──────── DATASET EXCERPTS

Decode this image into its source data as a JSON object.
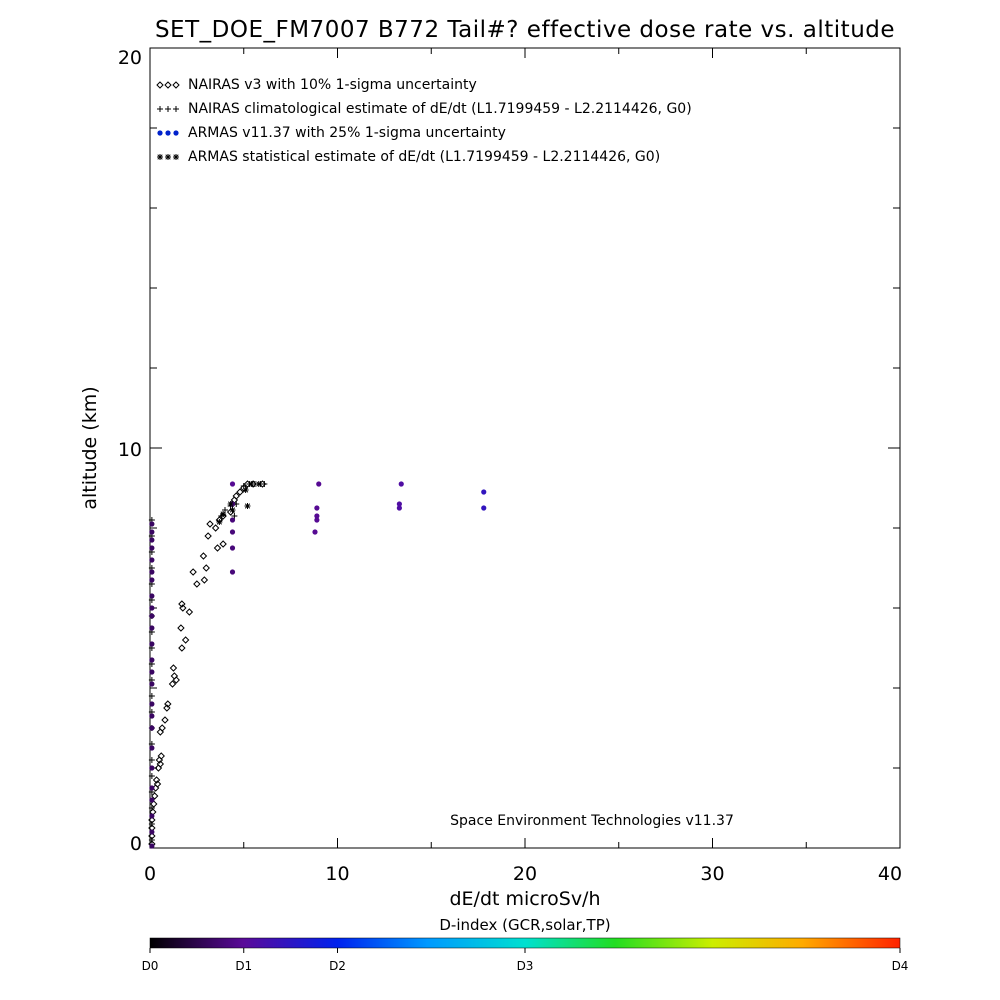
{
  "chart_data": {
    "type": "scatter",
    "title": "SET_DOE_FM7007  B772 Tail#? effective dose rate vs. altitude",
    "xlabel": "dE/dt microSv/h",
    "ylabel": "altitude (km)",
    "xlim": [
      0,
      40
    ],
    "ylim": [
      0,
      20
    ],
    "x_ticks": [
      "0",
      "10",
      "20",
      "30",
      "40"
    ],
    "y_ticks": [
      "0",
      "10",
      "20"
    ],
    "legend_position": "top-left",
    "credit": "Space Environment Technologies v11.37",
    "legend": [
      {
        "name": "NAIRAS v3 with 10% 1-sigma uncertainty",
        "marker": "diamond",
        "color": "#000000"
      },
      {
        "name": "NAIRAS climatological estimate of dE/dt (L1.7199459 - L2.2114426, G0)",
        "marker": "plus",
        "color": "#000000"
      },
      {
        "name": "ARMAS v11.37 with 25% 1-sigma uncertainty",
        "marker": "dot",
        "color": "#0022cc"
      },
      {
        "name": "ARMAS statistical estimate of dE/dt (L1.7199459 - L2.2114426, G0)",
        "marker": "asterisk",
        "color": "#000000"
      }
    ],
    "colorbar": {
      "title": "D-index (GCR,solar,TP)",
      "labels": [
        {
          "text": "D0",
          "value": 0
        },
        {
          "text": "D1",
          "value": 0.125
        },
        {
          "text": "D2",
          "value": 0.25
        },
        {
          "text": "D3",
          "value": 0.5
        },
        {
          "text": "D4",
          "value": 1.0
        }
      ]
    },
    "series": [
      {
        "name": "NAIRAS v3 with 10% 1-sigma uncertainty",
        "marker": "diamond",
        "points": [
          [
            0.1,
            0.1
          ],
          [
            0.1,
            0.3
          ],
          [
            0.1,
            0.5
          ],
          [
            0.1,
            0.7
          ],
          [
            0.15,
            0.9
          ],
          [
            0.2,
            1.1
          ],
          [
            0.25,
            1.3
          ],
          [
            0.3,
            1.5
          ],
          [
            0.35,
            1.7
          ],
          [
            0.4,
            1.6
          ],
          [
            0.45,
            2.0
          ],
          [
            0.5,
            2.2
          ],
          [
            0.55,
            2.1
          ],
          [
            0.6,
            2.3
          ],
          [
            0.55,
            2.9
          ],
          [
            0.65,
            3.0
          ],
          [
            0.8,
            3.2
          ],
          [
            0.9,
            3.5
          ],
          [
            0.95,
            3.6
          ],
          [
            1.2,
            4.1
          ],
          [
            1.3,
            4.3
          ],
          [
            1.4,
            4.2
          ],
          [
            1.25,
            4.5
          ],
          [
            1.7,
            5.0
          ],
          [
            1.9,
            5.2
          ],
          [
            1.65,
            5.5
          ],
          [
            2.1,
            5.9
          ],
          [
            1.75,
            6.0
          ],
          [
            1.7,
            6.1
          ],
          [
            2.5,
            6.6
          ],
          [
            2.9,
            6.7
          ],
          [
            2.3,
            6.9
          ],
          [
            3.0,
            7.0
          ],
          [
            2.85,
            7.3
          ],
          [
            3.6,
            7.5
          ],
          [
            3.9,
            7.6
          ],
          [
            3.1,
            7.8
          ],
          [
            3.5,
            8.0
          ],
          [
            3.2,
            8.1
          ],
          [
            3.7,
            8.2
          ],
          [
            3.9,
            8.3
          ],
          [
            4.3,
            8.4
          ],
          [
            4.4,
            8.6
          ],
          [
            4.5,
            8.7
          ],
          [
            4.6,
            8.8
          ],
          [
            4.8,
            8.9
          ],
          [
            5.0,
            9.0
          ],
          [
            5.2,
            9.1
          ],
          [
            5.5,
            9.1
          ],
          [
            6.0,
            9.1
          ]
        ]
      },
      {
        "name": "NAIRAS climatological estimate of dE/dt (L1.7199459 - L2.2114426, G0)",
        "marker": "plus",
        "points": [
          [
            0.1,
            0.2
          ],
          [
            0.1,
            0.6
          ],
          [
            0.1,
            1.0
          ],
          [
            0.1,
            1.4
          ],
          [
            0.1,
            1.8
          ],
          [
            0.1,
            2.2
          ],
          [
            0.1,
            2.6
          ],
          [
            0.1,
            3.0
          ],
          [
            0.1,
            3.4
          ],
          [
            0.1,
            3.8
          ],
          [
            0.1,
            4.2
          ],
          [
            0.1,
            4.6
          ],
          [
            0.1,
            5.0
          ],
          [
            0.1,
            5.4
          ],
          [
            0.1,
            5.8
          ],
          [
            0.1,
            6.2
          ],
          [
            0.1,
            6.6
          ],
          [
            0.1,
            7.0
          ],
          [
            0.1,
            7.4
          ],
          [
            0.1,
            7.8
          ],
          [
            0.1,
            8.2
          ],
          [
            3.8,
            8.3
          ],
          [
            4.0,
            8.45
          ],
          [
            4.3,
            8.55
          ],
          [
            4.5,
            8.3
          ],
          [
            4.6,
            8.6
          ],
          [
            5.0,
            9.05
          ],
          [
            5.3,
            9.1
          ],
          [
            5.6,
            9.1
          ],
          [
            5.9,
            9.1
          ],
          [
            6.1,
            9.1
          ]
        ]
      },
      {
        "name": "ARMAS v11.37 with 25% 1-sigma uncertainty",
        "marker": "dot",
        "points": [
          [
            0.1,
            0.05,
            0.08
          ],
          [
            0.1,
            0.4,
            0.08
          ],
          [
            0.1,
            0.8,
            0.08
          ],
          [
            0.1,
            1.2,
            0.08
          ],
          [
            0.1,
            1.5,
            0.08
          ],
          [
            0.1,
            2.0,
            0.08
          ],
          [
            0.1,
            2.5,
            0.08
          ],
          [
            0.1,
            3.0,
            0.08
          ],
          [
            0.1,
            3.3,
            0.08
          ],
          [
            0.1,
            3.6,
            0.08
          ],
          [
            0.1,
            4.1,
            0.08
          ],
          [
            0.1,
            4.4,
            0.08
          ],
          [
            0.1,
            4.7,
            0.08
          ],
          [
            0.1,
            5.1,
            0.08
          ],
          [
            0.1,
            5.5,
            0.08
          ],
          [
            0.1,
            5.8,
            0.08
          ],
          [
            0.1,
            6.0,
            0.08
          ],
          [
            0.1,
            6.3,
            0.08
          ],
          [
            0.1,
            6.7,
            0.08
          ],
          [
            0.1,
            6.9,
            0.08
          ],
          [
            0.1,
            7.2,
            0.08
          ],
          [
            0.1,
            7.5,
            0.08
          ],
          [
            0.1,
            7.7,
            0.08
          ],
          [
            0.1,
            7.9,
            0.08
          ],
          [
            0.1,
            8.1,
            0.08
          ],
          [
            4.4,
            6.9,
            0.1
          ],
          [
            4.4,
            7.5,
            0.1
          ],
          [
            4.4,
            7.9,
            0.1
          ],
          [
            4.4,
            8.2,
            0.1
          ],
          [
            4.4,
            8.6,
            0.1
          ],
          [
            4.4,
            9.1,
            0.12
          ],
          [
            8.8,
            7.9,
            0.12
          ],
          [
            8.9,
            8.2,
            0.12
          ],
          [
            8.9,
            8.3,
            0.12
          ],
          [
            8.9,
            8.5,
            0.12
          ],
          [
            9.0,
            9.1,
            0.12
          ],
          [
            13.3,
            8.5,
            0.14
          ],
          [
            13.3,
            8.6,
            0.14
          ],
          [
            13.4,
            9.1,
            0.14
          ],
          [
            17.8,
            8.5,
            0.18
          ],
          [
            17.8,
            8.9,
            0.18
          ]
        ]
      },
      {
        "name": "ARMAS statistical estimate of dE/dt (L1.7199459 - L2.2114426, G0)",
        "marker": "asterisk",
        "points": [
          [
            3.7,
            8.15
          ],
          [
            3.9,
            8.35
          ],
          [
            4.3,
            8.6
          ],
          [
            4.4,
            8.45
          ],
          [
            5.2,
            8.55
          ],
          [
            5.1,
            8.95
          ],
          [
            5.4,
            9.1
          ],
          [
            5.8,
            9.1
          ]
        ]
      }
    ]
  }
}
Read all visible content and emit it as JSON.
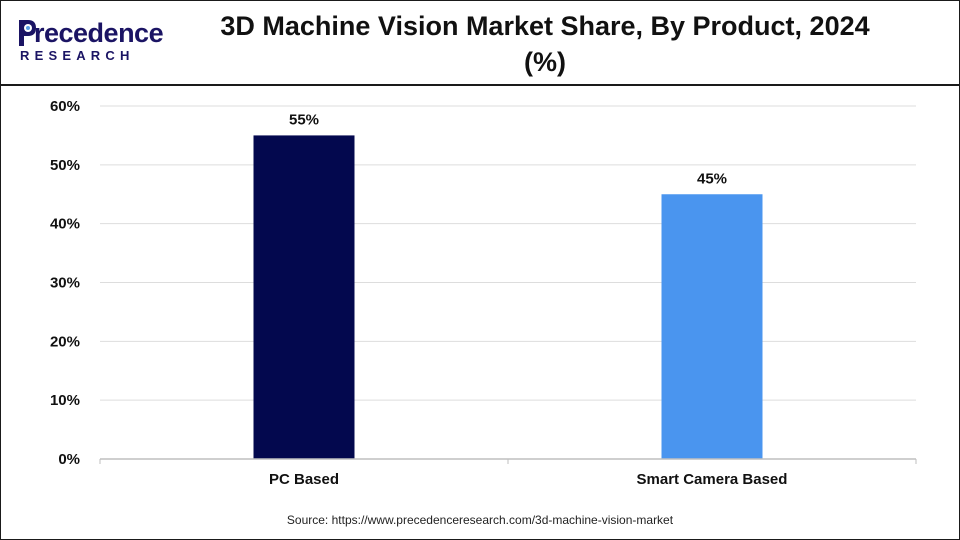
{
  "logo": {
    "word": "recedence",
    "initial": "P",
    "sub": "RESEARCH"
  },
  "title_line1": "3D Machine Vision Market Share, By Product, 2024",
  "title_line2": "(%)",
  "source": "Source: https://www.precedenceresearch.com/3d-machine-vision-market",
  "chart_data": {
    "type": "bar",
    "categories": [
      "PC Based",
      "Smart Camera Based"
    ],
    "values": [
      55,
      45
    ],
    "value_labels": [
      "55%",
      "45%"
    ],
    "colors": [
      "#03084e",
      "#4a95ef"
    ],
    "title": "3D Machine Vision Market Share, By Product, 2024 (%)",
    "xlabel": "",
    "ylabel": "",
    "ylim": [
      0,
      60
    ],
    "yticks": [
      0,
      10,
      20,
      30,
      40,
      50,
      60
    ],
    "ytick_labels": [
      "0%",
      "10%",
      "20%",
      "30%",
      "40%",
      "50%",
      "60%"
    ],
    "grid": true,
    "legend": "none"
  }
}
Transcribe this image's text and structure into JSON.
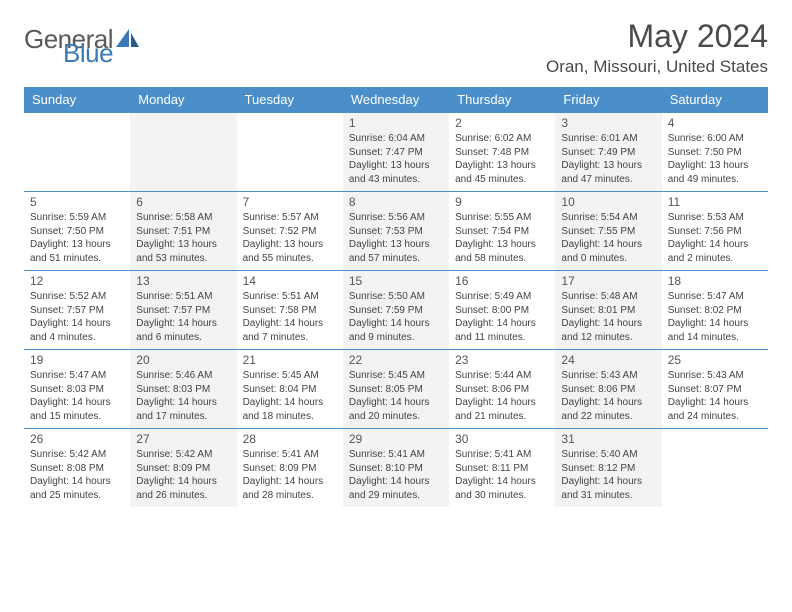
{
  "brand": {
    "part1": "General",
    "part2": "Blue"
  },
  "title": "May 2024",
  "location": "Oran, Missouri, United States",
  "colors": {
    "header_bg": "#4a8fc9",
    "header_text": "#ffffff",
    "border": "#4a8fc9",
    "alt_bg": "#f3f3f3",
    "text": "#444444",
    "title_text": "#4a4a4a",
    "logo_gray": "#5a5a5a",
    "logo_blue": "#3a7ab8"
  },
  "day_names": [
    "Sunday",
    "Monday",
    "Tuesday",
    "Wednesday",
    "Thursday",
    "Friday",
    "Saturday"
  ],
  "weeks": [
    [
      null,
      null,
      null,
      {
        "n": "1",
        "sr": "6:04 AM",
        "ss": "7:47 PM",
        "dl": "13 hours and 43 minutes."
      },
      {
        "n": "2",
        "sr": "6:02 AM",
        "ss": "7:48 PM",
        "dl": "13 hours and 45 minutes."
      },
      {
        "n": "3",
        "sr": "6:01 AM",
        "ss": "7:49 PM",
        "dl": "13 hours and 47 minutes."
      },
      {
        "n": "4",
        "sr": "6:00 AM",
        "ss": "7:50 PM",
        "dl": "13 hours and 49 minutes."
      }
    ],
    [
      {
        "n": "5",
        "sr": "5:59 AM",
        "ss": "7:50 PM",
        "dl": "13 hours and 51 minutes."
      },
      {
        "n": "6",
        "sr": "5:58 AM",
        "ss": "7:51 PM",
        "dl": "13 hours and 53 minutes."
      },
      {
        "n": "7",
        "sr": "5:57 AM",
        "ss": "7:52 PM",
        "dl": "13 hours and 55 minutes."
      },
      {
        "n": "8",
        "sr": "5:56 AM",
        "ss": "7:53 PM",
        "dl": "13 hours and 57 minutes."
      },
      {
        "n": "9",
        "sr": "5:55 AM",
        "ss": "7:54 PM",
        "dl": "13 hours and 58 minutes."
      },
      {
        "n": "10",
        "sr": "5:54 AM",
        "ss": "7:55 PM",
        "dl": "14 hours and 0 minutes."
      },
      {
        "n": "11",
        "sr": "5:53 AM",
        "ss": "7:56 PM",
        "dl": "14 hours and 2 minutes."
      }
    ],
    [
      {
        "n": "12",
        "sr": "5:52 AM",
        "ss": "7:57 PM",
        "dl": "14 hours and 4 minutes."
      },
      {
        "n": "13",
        "sr": "5:51 AM",
        "ss": "7:57 PM",
        "dl": "14 hours and 6 minutes."
      },
      {
        "n": "14",
        "sr": "5:51 AM",
        "ss": "7:58 PM",
        "dl": "14 hours and 7 minutes."
      },
      {
        "n": "15",
        "sr": "5:50 AM",
        "ss": "7:59 PM",
        "dl": "14 hours and 9 minutes."
      },
      {
        "n": "16",
        "sr": "5:49 AM",
        "ss": "8:00 PM",
        "dl": "14 hours and 11 minutes."
      },
      {
        "n": "17",
        "sr": "5:48 AM",
        "ss": "8:01 PM",
        "dl": "14 hours and 12 minutes."
      },
      {
        "n": "18",
        "sr": "5:47 AM",
        "ss": "8:02 PM",
        "dl": "14 hours and 14 minutes."
      }
    ],
    [
      {
        "n": "19",
        "sr": "5:47 AM",
        "ss": "8:03 PM",
        "dl": "14 hours and 15 minutes."
      },
      {
        "n": "20",
        "sr": "5:46 AM",
        "ss": "8:03 PM",
        "dl": "14 hours and 17 minutes."
      },
      {
        "n": "21",
        "sr": "5:45 AM",
        "ss": "8:04 PM",
        "dl": "14 hours and 18 minutes."
      },
      {
        "n": "22",
        "sr": "5:45 AM",
        "ss": "8:05 PM",
        "dl": "14 hours and 20 minutes."
      },
      {
        "n": "23",
        "sr": "5:44 AM",
        "ss": "8:06 PM",
        "dl": "14 hours and 21 minutes."
      },
      {
        "n": "24",
        "sr": "5:43 AM",
        "ss": "8:06 PM",
        "dl": "14 hours and 22 minutes."
      },
      {
        "n": "25",
        "sr": "5:43 AM",
        "ss": "8:07 PM",
        "dl": "14 hours and 24 minutes."
      }
    ],
    [
      {
        "n": "26",
        "sr": "5:42 AM",
        "ss": "8:08 PM",
        "dl": "14 hours and 25 minutes."
      },
      {
        "n": "27",
        "sr": "5:42 AM",
        "ss": "8:09 PM",
        "dl": "14 hours and 26 minutes."
      },
      {
        "n": "28",
        "sr": "5:41 AM",
        "ss": "8:09 PM",
        "dl": "14 hours and 28 minutes."
      },
      {
        "n": "29",
        "sr": "5:41 AM",
        "ss": "8:10 PM",
        "dl": "14 hours and 29 minutes."
      },
      {
        "n": "30",
        "sr": "5:41 AM",
        "ss": "8:11 PM",
        "dl": "14 hours and 30 minutes."
      },
      {
        "n": "31",
        "sr": "5:40 AM",
        "ss": "8:12 PM",
        "dl": "14 hours and 31 minutes."
      },
      null
    ]
  ],
  "labels": {
    "sunrise": "Sunrise:",
    "sunset": "Sunset:",
    "daylight": "Daylight:"
  }
}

────────────────

= JOB =
For this exercise, gather every line of the data that contains the word "image".

= WRITTEN RESPONSE =
Decode this image into its source data as a JSON object.
Transcribe this image's text and structure into JSON.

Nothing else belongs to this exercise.